### TASK DIRECTIONS
Search the material for the word "aborcje" and copy each line that holds it.

Stored data
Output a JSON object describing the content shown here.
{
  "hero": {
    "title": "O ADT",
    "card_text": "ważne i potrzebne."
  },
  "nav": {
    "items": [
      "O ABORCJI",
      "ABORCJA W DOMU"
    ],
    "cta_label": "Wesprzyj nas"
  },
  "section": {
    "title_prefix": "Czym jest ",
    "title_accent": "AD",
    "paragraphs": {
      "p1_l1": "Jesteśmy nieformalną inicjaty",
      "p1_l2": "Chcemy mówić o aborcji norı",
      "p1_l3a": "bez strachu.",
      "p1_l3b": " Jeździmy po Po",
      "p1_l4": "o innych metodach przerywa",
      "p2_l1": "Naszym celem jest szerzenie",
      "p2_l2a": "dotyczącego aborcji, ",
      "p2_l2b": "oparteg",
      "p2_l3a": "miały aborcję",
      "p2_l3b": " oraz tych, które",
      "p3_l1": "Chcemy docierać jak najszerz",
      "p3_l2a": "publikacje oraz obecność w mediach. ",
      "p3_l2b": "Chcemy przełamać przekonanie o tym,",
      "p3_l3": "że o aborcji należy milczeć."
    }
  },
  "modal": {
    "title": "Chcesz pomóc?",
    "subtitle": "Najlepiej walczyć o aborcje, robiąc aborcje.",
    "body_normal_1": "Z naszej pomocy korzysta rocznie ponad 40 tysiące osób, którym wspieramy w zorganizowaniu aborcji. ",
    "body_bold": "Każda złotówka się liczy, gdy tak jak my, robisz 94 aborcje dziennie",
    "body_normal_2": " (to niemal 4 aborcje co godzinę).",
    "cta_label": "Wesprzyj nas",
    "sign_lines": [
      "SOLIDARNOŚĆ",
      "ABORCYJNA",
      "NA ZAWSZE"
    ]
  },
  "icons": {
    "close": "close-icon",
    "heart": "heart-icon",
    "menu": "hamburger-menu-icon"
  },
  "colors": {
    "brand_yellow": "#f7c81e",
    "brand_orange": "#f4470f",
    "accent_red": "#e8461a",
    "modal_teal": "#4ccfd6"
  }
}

### THE RESPONSE
    "subtitle": "Najlepiej walczyć o aborcje, robiąc aborcje.",
    "body_bold": "Każda złotówka się liczy, gdy tak jak my, robisz 94 aborcje dziennie",
    "body_normal_2": " (to niemal 4 aborcje co godzinę).",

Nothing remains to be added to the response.